▶ WHAT TO DO
Rewrite the material below with every "x-axis-label" changed to "axis-title", keeping everything else the same.

__________________________________________________

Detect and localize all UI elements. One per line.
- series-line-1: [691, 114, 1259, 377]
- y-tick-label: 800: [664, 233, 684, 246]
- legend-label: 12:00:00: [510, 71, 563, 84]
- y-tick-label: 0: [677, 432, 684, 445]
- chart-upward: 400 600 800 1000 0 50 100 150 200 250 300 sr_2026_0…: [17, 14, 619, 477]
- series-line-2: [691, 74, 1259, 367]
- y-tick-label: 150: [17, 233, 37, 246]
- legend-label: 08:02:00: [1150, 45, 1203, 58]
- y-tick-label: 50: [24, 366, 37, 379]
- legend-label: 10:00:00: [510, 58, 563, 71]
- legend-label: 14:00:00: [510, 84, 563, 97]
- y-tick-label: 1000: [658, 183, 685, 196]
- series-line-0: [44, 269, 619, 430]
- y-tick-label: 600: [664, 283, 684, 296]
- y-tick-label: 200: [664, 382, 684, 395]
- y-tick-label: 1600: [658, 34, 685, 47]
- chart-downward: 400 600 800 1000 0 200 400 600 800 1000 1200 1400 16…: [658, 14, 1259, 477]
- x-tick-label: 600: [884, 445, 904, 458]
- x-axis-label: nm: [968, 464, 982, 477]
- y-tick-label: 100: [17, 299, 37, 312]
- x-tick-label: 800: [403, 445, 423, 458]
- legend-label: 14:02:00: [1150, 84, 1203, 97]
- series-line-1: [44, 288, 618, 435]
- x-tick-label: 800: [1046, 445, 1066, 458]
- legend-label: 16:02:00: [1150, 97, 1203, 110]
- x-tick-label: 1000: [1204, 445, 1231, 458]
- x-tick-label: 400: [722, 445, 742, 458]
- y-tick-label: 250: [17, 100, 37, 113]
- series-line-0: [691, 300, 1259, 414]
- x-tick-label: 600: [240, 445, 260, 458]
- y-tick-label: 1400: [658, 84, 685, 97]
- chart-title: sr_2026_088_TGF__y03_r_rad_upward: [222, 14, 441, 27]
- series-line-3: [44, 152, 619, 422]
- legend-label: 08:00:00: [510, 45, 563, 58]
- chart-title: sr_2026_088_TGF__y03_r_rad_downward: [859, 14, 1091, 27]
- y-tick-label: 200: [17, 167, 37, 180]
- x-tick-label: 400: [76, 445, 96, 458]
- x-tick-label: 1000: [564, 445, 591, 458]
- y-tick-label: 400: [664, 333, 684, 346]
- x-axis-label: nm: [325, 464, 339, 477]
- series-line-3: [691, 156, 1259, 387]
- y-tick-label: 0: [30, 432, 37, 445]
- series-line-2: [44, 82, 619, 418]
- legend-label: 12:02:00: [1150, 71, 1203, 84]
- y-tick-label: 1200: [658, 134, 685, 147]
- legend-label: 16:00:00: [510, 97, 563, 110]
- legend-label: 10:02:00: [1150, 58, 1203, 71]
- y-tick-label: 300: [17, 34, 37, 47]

__________________________________________________

▶ WORKED ANSWER
Detect and localize all UI elements. One per line.
- series-line-1: [691, 114, 1259, 377]
- y-tick-label: 800: [664, 233, 684, 246]
- legend-label: 12:00:00: [510, 71, 563, 84]
- y-tick-label: 0: [677, 432, 684, 445]
- chart-upward: 400 600 800 1000 0 50 100 150 200 250 300 sr_2026_0…: [17, 14, 619, 477]
- series-line-2: [691, 74, 1259, 367]
- y-tick-label: 150: [17, 233, 37, 246]
- legend-label: 08:02:00: [1150, 45, 1203, 58]
- y-tick-label: 50: [24, 366, 37, 379]
- legend-label: 10:00:00: [510, 58, 563, 71]
- legend-label: 14:00:00: [510, 84, 563, 97]
- y-tick-label: 1000: [658, 183, 685, 196]
- series-line-0: [44, 269, 619, 430]
- y-tick-label: 600: [664, 283, 684, 296]
- y-tick-label: 200: [664, 382, 684, 395]
- y-tick-label: 1600: [658, 34, 685, 47]
- chart-downward: 400 600 800 1000 0 200 400 600 800 1000 1200 1400 16…: [658, 14, 1259, 477]
- x-tick-label: 600: [884, 445, 904, 458]
- axis-title: nm: [968, 464, 982, 477]
- y-tick-label: 100: [17, 299, 37, 312]
- x-tick-label: 800: [403, 445, 423, 458]
- legend-label: 14:02:00: [1150, 84, 1203, 97]
- series-line-1: [44, 288, 618, 435]
- x-tick-label: 800: [1046, 445, 1066, 458]
- legend-label: 16:02:00: [1150, 97, 1203, 110]
- x-tick-label: 1000: [1204, 445, 1231, 458]
- x-tick-label: 400: [722, 445, 742, 458]
- y-tick-label: 250: [17, 100, 37, 113]
- series-line-0: [691, 300, 1259, 414]
- x-tick-label: 600: [240, 445, 260, 458]
- y-tick-label: 1400: [658, 84, 685, 97]
- chart-title: sr_2026_088_TGF__y03_r_rad_upward: [222, 14, 441, 27]
- series-line-3: [44, 152, 619, 422]
- legend-label: 08:00:00: [510, 45, 563, 58]
- chart-title: sr_2026_088_TGF__y03_r_rad_downward: [859, 14, 1091, 27]
- y-tick-label: 200: [17, 167, 37, 180]
- x-tick-label: 400: [76, 445, 96, 458]
- x-tick-label: 1000: [564, 445, 591, 458]
- y-tick-label: 400: [664, 333, 684, 346]
- axis-title: nm: [325, 464, 339, 477]
- series-line-3: [691, 156, 1259, 387]
- y-tick-label: 0: [30, 432, 37, 445]
- series-line-2: [44, 82, 619, 418]
- legend-label: 12:02:00: [1150, 71, 1203, 84]
- y-tick-label: 1200: [658, 134, 685, 147]
- legend-label: 16:00:00: [510, 97, 563, 110]
- legend-label: 10:02:00: [1150, 58, 1203, 71]
- y-tick-label: 300: [17, 34, 37, 47]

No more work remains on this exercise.